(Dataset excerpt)

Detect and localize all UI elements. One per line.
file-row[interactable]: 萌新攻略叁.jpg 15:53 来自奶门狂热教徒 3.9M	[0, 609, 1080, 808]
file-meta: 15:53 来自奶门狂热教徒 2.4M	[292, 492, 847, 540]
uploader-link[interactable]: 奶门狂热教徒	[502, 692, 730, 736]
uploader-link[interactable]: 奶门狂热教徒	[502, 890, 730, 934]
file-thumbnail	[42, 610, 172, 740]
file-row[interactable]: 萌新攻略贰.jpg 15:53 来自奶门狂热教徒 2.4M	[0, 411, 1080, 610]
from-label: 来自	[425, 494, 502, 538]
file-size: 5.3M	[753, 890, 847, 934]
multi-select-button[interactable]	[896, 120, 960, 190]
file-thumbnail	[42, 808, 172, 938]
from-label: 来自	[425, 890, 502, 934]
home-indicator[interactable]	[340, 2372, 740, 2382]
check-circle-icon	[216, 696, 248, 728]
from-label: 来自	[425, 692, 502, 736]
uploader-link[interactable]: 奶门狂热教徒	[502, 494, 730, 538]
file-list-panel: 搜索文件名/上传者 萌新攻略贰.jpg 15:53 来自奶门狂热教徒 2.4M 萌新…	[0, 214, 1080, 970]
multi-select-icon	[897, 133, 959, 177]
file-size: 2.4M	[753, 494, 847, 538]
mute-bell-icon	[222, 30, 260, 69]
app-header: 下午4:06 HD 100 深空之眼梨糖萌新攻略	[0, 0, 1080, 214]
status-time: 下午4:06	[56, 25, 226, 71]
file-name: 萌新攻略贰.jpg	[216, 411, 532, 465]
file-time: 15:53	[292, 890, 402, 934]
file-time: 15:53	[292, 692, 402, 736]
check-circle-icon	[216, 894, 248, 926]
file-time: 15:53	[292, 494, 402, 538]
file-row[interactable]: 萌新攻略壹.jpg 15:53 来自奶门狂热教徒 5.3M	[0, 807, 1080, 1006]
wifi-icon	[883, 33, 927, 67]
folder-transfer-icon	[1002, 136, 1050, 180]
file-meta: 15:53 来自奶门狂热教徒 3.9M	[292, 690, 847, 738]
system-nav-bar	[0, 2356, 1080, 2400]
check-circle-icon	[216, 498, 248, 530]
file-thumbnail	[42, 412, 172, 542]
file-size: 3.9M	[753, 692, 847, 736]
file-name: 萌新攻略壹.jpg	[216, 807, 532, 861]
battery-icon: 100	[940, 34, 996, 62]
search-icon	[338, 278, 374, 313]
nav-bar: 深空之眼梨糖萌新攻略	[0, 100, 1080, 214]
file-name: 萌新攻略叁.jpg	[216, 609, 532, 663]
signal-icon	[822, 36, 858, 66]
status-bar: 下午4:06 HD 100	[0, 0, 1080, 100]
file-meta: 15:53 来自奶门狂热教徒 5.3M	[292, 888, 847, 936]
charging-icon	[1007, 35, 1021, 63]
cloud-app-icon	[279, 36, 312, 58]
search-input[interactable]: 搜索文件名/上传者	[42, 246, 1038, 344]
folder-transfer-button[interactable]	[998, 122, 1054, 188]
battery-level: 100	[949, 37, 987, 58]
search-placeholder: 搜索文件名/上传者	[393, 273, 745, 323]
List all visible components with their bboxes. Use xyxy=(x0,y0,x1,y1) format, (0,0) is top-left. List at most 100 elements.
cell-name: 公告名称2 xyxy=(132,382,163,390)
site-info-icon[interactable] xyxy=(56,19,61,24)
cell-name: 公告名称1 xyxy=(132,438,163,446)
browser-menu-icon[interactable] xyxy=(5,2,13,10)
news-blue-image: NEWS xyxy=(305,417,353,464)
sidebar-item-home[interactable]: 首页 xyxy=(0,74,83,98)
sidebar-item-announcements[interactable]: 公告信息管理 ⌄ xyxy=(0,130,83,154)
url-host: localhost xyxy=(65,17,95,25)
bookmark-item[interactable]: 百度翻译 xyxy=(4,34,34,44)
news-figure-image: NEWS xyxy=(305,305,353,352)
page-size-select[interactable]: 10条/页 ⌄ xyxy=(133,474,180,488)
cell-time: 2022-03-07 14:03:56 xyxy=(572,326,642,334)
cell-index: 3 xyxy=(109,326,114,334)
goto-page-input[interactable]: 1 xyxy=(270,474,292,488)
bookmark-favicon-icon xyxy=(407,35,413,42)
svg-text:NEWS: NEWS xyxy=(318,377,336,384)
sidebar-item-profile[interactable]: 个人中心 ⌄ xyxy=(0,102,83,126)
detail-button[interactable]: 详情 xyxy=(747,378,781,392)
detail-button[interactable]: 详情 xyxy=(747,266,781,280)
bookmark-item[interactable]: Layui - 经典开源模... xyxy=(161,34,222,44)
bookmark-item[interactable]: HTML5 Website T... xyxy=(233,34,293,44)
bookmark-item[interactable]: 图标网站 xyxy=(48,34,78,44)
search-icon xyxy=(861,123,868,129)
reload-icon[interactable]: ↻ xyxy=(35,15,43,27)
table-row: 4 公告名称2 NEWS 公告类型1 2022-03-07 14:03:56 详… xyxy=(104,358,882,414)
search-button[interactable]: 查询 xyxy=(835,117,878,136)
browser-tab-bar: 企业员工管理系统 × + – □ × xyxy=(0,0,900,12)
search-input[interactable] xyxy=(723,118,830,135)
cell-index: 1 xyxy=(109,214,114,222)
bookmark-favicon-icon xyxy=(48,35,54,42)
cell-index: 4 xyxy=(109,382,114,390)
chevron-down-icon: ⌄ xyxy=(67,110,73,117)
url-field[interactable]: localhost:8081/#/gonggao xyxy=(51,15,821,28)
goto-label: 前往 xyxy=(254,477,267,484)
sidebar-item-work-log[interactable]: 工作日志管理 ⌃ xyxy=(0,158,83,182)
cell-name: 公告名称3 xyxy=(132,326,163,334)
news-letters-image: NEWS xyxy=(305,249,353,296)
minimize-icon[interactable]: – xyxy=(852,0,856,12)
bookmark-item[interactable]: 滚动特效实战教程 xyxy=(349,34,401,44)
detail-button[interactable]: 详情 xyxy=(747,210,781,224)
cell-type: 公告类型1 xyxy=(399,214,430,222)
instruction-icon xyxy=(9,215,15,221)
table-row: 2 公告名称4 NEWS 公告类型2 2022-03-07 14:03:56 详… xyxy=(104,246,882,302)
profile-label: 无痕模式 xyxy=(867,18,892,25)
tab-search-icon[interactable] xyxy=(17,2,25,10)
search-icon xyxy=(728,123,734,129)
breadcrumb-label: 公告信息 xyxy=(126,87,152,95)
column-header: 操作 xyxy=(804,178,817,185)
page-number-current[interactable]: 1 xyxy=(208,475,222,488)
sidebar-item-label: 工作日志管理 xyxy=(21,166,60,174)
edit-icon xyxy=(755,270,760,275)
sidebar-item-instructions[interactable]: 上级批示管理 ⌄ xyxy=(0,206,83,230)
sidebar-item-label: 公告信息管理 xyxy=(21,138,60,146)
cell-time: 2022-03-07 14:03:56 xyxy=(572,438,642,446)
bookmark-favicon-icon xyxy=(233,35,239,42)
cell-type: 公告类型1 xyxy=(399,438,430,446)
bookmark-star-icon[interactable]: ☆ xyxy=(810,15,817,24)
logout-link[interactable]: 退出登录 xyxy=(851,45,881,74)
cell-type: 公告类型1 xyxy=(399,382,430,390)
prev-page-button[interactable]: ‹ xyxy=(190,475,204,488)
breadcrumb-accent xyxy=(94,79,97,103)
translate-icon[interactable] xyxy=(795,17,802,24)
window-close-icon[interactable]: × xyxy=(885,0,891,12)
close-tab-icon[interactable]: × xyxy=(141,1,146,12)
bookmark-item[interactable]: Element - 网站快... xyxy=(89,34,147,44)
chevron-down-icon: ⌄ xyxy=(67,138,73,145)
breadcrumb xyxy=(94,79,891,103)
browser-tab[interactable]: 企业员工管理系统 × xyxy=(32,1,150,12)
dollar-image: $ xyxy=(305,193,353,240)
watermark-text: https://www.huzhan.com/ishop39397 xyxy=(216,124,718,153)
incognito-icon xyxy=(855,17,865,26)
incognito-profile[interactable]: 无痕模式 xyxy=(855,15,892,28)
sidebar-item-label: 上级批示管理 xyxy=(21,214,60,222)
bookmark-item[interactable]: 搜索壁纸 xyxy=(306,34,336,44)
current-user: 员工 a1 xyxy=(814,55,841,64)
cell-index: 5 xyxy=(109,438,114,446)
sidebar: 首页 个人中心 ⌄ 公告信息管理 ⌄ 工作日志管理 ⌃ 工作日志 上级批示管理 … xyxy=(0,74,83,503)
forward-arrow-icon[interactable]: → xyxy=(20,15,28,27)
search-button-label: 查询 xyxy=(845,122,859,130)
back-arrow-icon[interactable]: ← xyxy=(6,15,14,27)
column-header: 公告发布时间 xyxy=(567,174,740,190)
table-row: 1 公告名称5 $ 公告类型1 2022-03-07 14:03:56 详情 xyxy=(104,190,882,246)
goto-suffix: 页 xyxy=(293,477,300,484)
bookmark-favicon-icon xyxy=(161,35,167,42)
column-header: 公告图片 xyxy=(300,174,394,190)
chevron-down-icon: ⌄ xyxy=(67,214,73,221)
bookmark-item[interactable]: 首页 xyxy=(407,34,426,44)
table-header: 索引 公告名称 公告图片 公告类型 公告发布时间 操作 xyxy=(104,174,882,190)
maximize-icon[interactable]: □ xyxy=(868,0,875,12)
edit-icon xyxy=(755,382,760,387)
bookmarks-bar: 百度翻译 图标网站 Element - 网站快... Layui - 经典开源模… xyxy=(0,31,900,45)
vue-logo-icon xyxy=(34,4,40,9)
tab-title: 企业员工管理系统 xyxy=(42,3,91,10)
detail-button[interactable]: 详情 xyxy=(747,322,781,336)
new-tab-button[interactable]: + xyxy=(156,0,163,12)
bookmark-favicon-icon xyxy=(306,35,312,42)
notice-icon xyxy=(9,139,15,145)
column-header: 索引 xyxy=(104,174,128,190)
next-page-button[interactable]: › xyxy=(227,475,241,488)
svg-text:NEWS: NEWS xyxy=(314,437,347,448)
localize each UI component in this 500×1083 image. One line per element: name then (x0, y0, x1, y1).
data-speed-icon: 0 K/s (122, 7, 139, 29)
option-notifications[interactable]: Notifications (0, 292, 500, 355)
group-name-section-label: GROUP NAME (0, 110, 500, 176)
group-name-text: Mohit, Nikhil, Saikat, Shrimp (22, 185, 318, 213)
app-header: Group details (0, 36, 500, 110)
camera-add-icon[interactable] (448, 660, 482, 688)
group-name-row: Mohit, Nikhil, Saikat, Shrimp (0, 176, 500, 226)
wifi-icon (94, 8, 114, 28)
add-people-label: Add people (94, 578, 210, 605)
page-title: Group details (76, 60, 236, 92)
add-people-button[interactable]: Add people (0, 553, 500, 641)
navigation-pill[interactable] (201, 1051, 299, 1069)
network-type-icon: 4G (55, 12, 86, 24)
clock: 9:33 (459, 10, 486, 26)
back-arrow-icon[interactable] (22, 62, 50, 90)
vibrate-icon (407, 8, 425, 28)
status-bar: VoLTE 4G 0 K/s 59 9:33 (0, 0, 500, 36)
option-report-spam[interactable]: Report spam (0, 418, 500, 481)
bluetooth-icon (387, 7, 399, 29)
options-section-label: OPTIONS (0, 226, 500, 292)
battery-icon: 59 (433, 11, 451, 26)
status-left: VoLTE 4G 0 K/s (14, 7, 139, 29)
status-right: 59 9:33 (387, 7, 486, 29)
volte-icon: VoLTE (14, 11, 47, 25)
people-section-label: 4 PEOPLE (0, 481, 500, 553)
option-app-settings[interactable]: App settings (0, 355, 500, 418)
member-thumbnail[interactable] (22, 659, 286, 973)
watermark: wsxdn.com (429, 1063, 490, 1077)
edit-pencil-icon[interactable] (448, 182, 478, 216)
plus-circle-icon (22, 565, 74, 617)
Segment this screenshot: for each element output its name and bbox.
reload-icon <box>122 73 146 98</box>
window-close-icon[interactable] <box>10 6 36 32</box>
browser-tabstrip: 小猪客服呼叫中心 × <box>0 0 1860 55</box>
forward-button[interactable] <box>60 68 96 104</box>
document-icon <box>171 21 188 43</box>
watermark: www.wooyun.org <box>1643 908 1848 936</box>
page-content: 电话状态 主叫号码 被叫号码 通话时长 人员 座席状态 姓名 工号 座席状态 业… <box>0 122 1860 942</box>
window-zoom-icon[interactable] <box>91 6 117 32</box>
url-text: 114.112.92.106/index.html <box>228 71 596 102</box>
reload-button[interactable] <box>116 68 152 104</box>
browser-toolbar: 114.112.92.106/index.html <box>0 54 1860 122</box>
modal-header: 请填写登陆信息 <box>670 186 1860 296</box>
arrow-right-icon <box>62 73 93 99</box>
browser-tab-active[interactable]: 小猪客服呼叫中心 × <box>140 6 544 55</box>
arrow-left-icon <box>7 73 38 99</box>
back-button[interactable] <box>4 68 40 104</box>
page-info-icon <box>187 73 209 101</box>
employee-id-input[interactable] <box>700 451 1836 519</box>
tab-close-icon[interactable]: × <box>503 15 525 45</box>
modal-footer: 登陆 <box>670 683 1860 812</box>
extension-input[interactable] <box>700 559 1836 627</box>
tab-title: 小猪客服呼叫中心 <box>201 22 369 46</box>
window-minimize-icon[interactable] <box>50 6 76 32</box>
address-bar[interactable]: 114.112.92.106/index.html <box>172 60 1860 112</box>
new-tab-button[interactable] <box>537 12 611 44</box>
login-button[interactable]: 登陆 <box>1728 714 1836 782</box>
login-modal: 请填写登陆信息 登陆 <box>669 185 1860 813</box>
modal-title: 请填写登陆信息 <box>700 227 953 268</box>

→ **Stated task**
Lay out the entries as a numbered list, starting at the first line and running up to and including the line that contains "246, 1038, 344]". Leave out any blank lines.

→ **Task response**
1. Detect and localize all UI elements. One per line.
2. file-row[interactable]: 萌新攻略叁.jpg 15:53 来自奶门狂热教徒 3.9M	[0, 609, 1080, 808]
3. file-meta: 15:53 来自奶门狂热教徒 2.4M	[292, 492, 847, 540]
4. uploader-link[interactable]: 奶门狂热教徒	[502, 692, 730, 736]
5. uploader-link[interactable]: 奶门狂热教徒	[502, 890, 730, 934]
6. file-thumbnail	[42, 610, 172, 740]
7. file-row[interactable]: 萌新攻略贰.jpg 15:53 来自奶门狂热教徒 2.4M	[0, 411, 1080, 610]
8. from-label: 来自	[425, 494, 502, 538]
9. file-size: 5.3M	[753, 890, 847, 934]
10. multi-select-button[interactable]	[896, 120, 960, 190]
11. file-thumbnail	[42, 808, 172, 938]
12. from-label: 来自	[425, 890, 502, 934]
13. home-indicator[interactable]	[340, 2372, 740, 2382]
14. check-circle-icon	[216, 696, 248, 728]
15. from-label: 来自	[425, 692, 502, 736]
16. uploader-link[interactable]: 奶门狂热教徒	[502, 494, 730, 538]
17. file-list-panel: 搜索文件名/上传者 萌新攻略贰.jpg 15:53 来自奶门狂热教徒 2.4M 萌新…	[0, 214, 1080, 970]
18. multi-select-icon	[897, 133, 959, 177]
19. file-size: 2.4M	[753, 494, 847, 538]
20. mute-bell-icon	[222, 30, 260, 69]
21. app-header: 下午4:06 HD 100 深空之眼梨糖萌新攻略	[0, 0, 1080, 214]
22. status-time: 下午4:06	[56, 25, 226, 71]
23. file-name: 萌新攻略贰.jpg	[216, 411, 532, 465]
24. file-time: 15:53	[292, 890, 402, 934]
25. file-time: 15:53	[292, 692, 402, 736]
26. check-circle-icon	[216, 894, 248, 926]
27. file-time: 15:53	[292, 494, 402, 538]
28. file-row[interactable]: 萌新攻略壹.jpg 15:53 来自奶门狂热教徒 5.3M	[0, 807, 1080, 1006]
29. wifi-icon	[883, 33, 927, 67]
30. folder-transfer-icon	[1002, 136, 1050, 180]
31. file-meta: 15:53 来自奶门狂热教徒 3.9M	[292, 690, 847, 738]
32. system-nav-bar	[0, 2356, 1080, 2400]
33. check-circle-icon	[216, 498, 248, 530]
34. file-thumbnail	[42, 412, 172, 542]
35. file-size: 3.9M	[753, 692, 847, 736]
36. file-name: 萌新攻略壹.jpg	[216, 807, 532, 861]
37. battery-icon: 100	[940, 34, 996, 62]
38. search-icon	[338, 278, 374, 313]
39. nav-bar: 深空之眼梨糖萌新攻略	[0, 100, 1080, 214]
40. file-name: 萌新攻略叁.jpg	[216, 609, 532, 663]
41. signal-icon	[822, 36, 858, 66]
42. status-bar: 下午4:06 HD 100	[0, 0, 1080, 100]
43. file-meta: 15:53 来自奶门狂热教徒 5.3M	[292, 888, 847, 936]
44. charging-icon	[1007, 35, 1021, 63]
45. cloud-app-icon	[279, 36, 312, 58]
46. search-input[interactable]: 搜索文件名/上传者	[42, 246, 1038, 344]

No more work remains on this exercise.